Exercise ->
Reproduce the listing word for word, from its first line through the line that contains "64, 1749, 83]", including that line.

═══ Extracted entries ═══

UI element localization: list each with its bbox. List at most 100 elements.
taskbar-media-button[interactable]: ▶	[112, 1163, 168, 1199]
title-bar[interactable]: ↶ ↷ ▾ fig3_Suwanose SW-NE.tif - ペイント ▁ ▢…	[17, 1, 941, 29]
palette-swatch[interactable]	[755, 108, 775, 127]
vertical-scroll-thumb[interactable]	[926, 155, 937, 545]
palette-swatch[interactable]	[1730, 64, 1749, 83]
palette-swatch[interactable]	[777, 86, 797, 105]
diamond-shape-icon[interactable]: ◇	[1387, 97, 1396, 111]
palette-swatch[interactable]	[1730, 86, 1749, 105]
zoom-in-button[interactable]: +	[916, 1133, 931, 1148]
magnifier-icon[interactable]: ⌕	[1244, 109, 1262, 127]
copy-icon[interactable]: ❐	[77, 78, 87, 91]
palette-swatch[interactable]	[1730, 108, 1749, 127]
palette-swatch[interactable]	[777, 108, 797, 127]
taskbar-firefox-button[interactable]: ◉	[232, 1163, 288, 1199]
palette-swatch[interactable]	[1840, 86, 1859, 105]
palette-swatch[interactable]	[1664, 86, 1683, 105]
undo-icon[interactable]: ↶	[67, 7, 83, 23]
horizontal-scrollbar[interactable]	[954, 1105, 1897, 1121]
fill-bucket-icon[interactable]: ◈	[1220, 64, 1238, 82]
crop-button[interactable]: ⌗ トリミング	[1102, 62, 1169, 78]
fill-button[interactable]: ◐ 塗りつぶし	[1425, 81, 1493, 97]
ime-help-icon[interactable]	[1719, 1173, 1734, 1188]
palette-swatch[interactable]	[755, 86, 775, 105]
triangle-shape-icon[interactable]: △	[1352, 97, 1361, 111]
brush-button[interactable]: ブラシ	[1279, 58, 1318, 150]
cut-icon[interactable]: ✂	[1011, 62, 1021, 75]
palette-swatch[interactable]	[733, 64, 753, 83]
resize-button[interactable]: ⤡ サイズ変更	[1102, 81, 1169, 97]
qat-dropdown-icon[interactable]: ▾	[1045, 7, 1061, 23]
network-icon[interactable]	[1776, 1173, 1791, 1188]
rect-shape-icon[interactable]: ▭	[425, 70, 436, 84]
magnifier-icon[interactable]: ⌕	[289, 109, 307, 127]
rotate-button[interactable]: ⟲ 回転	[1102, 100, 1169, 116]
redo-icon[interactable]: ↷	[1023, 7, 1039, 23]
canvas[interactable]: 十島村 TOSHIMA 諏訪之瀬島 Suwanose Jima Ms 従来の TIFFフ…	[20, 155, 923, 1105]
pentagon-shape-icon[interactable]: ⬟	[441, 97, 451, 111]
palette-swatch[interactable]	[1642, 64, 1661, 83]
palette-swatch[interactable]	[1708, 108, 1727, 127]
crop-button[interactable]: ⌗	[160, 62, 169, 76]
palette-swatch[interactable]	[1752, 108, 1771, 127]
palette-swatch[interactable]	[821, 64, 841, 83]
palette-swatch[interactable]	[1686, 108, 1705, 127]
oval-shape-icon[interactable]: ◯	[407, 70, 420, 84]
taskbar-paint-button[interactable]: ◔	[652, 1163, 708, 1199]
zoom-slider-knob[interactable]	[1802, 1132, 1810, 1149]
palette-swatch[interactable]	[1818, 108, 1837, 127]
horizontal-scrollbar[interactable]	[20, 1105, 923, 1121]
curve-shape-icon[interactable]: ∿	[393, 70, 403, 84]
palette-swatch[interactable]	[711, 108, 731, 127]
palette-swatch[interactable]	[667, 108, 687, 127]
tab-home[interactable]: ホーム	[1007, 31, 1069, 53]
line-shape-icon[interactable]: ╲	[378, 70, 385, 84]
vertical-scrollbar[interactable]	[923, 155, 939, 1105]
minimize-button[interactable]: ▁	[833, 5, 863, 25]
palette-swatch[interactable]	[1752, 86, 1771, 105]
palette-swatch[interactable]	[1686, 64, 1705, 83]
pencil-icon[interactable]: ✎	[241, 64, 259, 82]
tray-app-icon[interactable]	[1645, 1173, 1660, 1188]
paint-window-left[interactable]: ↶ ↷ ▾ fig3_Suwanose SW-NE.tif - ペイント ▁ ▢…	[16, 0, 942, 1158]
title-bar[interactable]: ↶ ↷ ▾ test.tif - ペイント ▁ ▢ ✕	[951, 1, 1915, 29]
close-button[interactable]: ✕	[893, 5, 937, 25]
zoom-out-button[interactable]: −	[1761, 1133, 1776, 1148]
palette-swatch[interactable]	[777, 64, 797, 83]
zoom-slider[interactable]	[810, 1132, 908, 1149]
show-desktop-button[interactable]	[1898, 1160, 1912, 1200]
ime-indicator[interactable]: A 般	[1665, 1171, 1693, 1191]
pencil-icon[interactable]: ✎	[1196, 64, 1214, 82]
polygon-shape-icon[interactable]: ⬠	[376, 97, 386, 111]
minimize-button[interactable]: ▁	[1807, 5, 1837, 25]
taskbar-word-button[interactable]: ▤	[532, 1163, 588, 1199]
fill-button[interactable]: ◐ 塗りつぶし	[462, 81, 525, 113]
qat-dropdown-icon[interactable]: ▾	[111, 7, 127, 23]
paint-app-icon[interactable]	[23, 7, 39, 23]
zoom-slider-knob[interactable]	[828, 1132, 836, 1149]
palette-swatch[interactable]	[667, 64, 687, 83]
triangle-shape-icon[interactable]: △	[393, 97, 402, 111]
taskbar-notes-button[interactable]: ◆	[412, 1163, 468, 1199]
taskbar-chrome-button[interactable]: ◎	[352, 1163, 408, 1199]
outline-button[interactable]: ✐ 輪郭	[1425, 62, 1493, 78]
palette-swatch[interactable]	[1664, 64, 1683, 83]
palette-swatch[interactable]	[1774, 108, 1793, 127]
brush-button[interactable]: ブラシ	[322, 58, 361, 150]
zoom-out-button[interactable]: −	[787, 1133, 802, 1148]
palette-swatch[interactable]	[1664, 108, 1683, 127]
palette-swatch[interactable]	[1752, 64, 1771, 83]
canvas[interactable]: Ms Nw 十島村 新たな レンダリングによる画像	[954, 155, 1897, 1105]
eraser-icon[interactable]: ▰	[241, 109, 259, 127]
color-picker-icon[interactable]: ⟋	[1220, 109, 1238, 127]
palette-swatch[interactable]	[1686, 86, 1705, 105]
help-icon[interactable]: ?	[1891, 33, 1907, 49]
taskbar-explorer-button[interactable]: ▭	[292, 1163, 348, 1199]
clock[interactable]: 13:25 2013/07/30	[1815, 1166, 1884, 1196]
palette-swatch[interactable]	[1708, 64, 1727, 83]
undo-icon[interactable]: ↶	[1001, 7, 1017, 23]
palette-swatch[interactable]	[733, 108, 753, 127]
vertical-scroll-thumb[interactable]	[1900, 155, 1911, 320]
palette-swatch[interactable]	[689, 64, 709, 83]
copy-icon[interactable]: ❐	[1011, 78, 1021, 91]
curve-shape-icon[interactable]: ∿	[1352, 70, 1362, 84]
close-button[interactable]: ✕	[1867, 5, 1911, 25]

═══

Solution to this exercise ->
UI element localization: list each with its bbox. List at most 100 elements.
taskbar-media-button[interactable]: ▶	[112, 1163, 168, 1199]
title-bar[interactable]: ↶ ↷ ▾ fig3_Suwanose SW-NE.tif - ペイント ▁ ▢…	[17, 1, 941, 29]
palette-swatch[interactable]	[755, 108, 775, 127]
vertical-scroll-thumb[interactable]	[926, 155, 937, 545]
palette-swatch[interactable]	[1730, 64, 1749, 83]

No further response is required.